### STATED TASK
Copy out all the data, word for word.

┌─ INFORMATION SUPPLIED

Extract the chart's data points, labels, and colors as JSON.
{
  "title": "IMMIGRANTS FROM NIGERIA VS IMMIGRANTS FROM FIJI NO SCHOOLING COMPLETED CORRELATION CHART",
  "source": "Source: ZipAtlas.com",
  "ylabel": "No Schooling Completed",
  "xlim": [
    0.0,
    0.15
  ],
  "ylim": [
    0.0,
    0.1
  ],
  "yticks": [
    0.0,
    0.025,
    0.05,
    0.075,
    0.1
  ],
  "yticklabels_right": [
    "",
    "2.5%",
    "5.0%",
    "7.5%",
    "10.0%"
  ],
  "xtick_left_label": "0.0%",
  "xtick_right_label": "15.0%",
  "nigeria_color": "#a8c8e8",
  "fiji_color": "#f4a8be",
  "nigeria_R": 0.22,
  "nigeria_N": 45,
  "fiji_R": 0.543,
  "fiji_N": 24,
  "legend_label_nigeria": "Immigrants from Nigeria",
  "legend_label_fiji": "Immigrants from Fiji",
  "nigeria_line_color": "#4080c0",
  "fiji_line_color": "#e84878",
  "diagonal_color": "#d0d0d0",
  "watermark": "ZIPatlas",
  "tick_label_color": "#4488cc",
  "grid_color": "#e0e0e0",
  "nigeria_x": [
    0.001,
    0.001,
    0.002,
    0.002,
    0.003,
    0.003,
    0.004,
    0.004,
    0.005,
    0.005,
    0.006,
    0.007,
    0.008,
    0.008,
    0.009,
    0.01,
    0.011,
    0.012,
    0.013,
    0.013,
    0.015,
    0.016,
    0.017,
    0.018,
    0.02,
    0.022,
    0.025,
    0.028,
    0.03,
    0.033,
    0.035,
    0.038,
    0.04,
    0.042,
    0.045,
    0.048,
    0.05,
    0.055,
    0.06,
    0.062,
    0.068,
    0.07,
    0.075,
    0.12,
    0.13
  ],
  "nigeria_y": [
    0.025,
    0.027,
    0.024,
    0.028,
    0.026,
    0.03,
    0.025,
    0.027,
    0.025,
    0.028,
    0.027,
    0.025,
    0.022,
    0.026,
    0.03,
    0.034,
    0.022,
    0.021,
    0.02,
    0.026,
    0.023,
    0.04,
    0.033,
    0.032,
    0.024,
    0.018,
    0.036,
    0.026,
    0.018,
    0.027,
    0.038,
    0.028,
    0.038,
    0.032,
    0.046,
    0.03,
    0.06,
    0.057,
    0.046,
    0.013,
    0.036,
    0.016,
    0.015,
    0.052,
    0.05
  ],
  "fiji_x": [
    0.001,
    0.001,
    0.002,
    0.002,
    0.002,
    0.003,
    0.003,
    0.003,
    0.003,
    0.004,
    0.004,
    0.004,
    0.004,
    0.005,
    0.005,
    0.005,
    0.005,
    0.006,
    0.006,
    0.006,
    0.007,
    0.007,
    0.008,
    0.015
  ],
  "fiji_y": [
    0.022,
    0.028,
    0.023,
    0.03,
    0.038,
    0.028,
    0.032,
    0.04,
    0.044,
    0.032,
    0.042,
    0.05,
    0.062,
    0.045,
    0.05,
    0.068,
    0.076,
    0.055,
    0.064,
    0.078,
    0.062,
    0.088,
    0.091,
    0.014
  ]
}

└─

### SOLUTION FOR THIS PROBLEM
Extract the chart's data points, labels, and colors as JSON.
{
  "title": "IMMIGRANTS FROM NIGERIA VS IMMIGRANTS FROM FIJI NO SCHOOLING COMPLETED CORRELATION CHART",
  "source": "Source: ZipAtlas.com",
  "ylabel": "No Schooling Completed",
  "xlim": [
    0.0,
    0.15
  ],
  "ylim": [
    0.0,
    0.1
  ],
  "yticks": [
    0.0,
    0.025,
    0.05,
    0.075,
    0.1
  ],
  "yticklabels_right": [
    "",
    "2.5%",
    "5.0%",
    "7.5%",
    "10.0%"
  ],
  "xtick_left_label": "0.0%",
  "xtick_right_label": "15.0%",
  "nigeria_color": "#a8c8e8",
  "fiji_color": "#f4a8be",
  "nigeria_R": 0.22,
  "nigeria_N": 45,
  "fiji_R": 0.543,
  "fiji_N": 24,
  "legend_label_nigeria": "Immigrants from Nigeria",
  "legend_label_fiji": "Immigrants from Fiji",
  "nigeria_line_color": "#4080c0",
  "fiji_line_color": "#e84878",
  "diagonal_color": "#d0d0d0",
  "watermark": "ZIPatlas",
  "tick_label_color": "#4488cc",
  "grid_color": "#e0e0e0",
  "nigeria_x": [
    0.001,
    0.001,
    0.002,
    0.002,
    0.003,
    0.003,
    0.004,
    0.004,
    0.005,
    0.005,
    0.006,
    0.007,
    0.008,
    0.008,
    0.009,
    0.01,
    0.011,
    0.012,
    0.013,
    0.013,
    0.015,
    0.016,
    0.017,
    0.018,
    0.02,
    0.022,
    0.025,
    0.028,
    0.03,
    0.033,
    0.035,
    0.038,
    0.04,
    0.042,
    0.045,
    0.048,
    0.05,
    0.055,
    0.06,
    0.062,
    0.068,
    0.07,
    0.075,
    0.12,
    0.13
  ],
  "nigeria_y": [
    0.025,
    0.027,
    0.024,
    0.028,
    0.026,
    0.03,
    0.025,
    0.027,
    0.025,
    0.028,
    0.027,
    0.025,
    0.022,
    0.026,
    0.03,
    0.034,
    0.022,
    0.021,
    0.02,
    0.026,
    0.023,
    0.04,
    0.033,
    0.032,
    0.024,
    0.018,
    0.036,
    0.026,
    0.018,
    0.027,
    0.038,
    0.028,
    0.038,
    0.032,
    0.046,
    0.03,
    0.06,
    0.057,
    0.046,
    0.013,
    0.036,
    0.016,
    0.015,
    0.052,
    0.05
  ],
  "fiji_x": [
    0.001,
    0.001,
    0.002,
    0.002,
    0.002,
    0.003,
    0.003,
    0.003,
    0.003,
    0.004,
    0.004,
    0.004,
    0.004,
    0.005,
    0.005,
    0.005,
    0.005,
    0.006,
    0.006,
    0.006,
    0.007,
    0.007,
    0.008,
    0.015
  ],
  "fiji_y": [
    0.022,
    0.028,
    0.023,
    0.03,
    0.038,
    0.028,
    0.032,
    0.04,
    0.044,
    0.032,
    0.042,
    0.05,
    0.062,
    0.045,
    0.05,
    0.068,
    0.076,
    0.055,
    0.064,
    0.078,
    0.062,
    0.088,
    0.091,
    0.014
  ]
}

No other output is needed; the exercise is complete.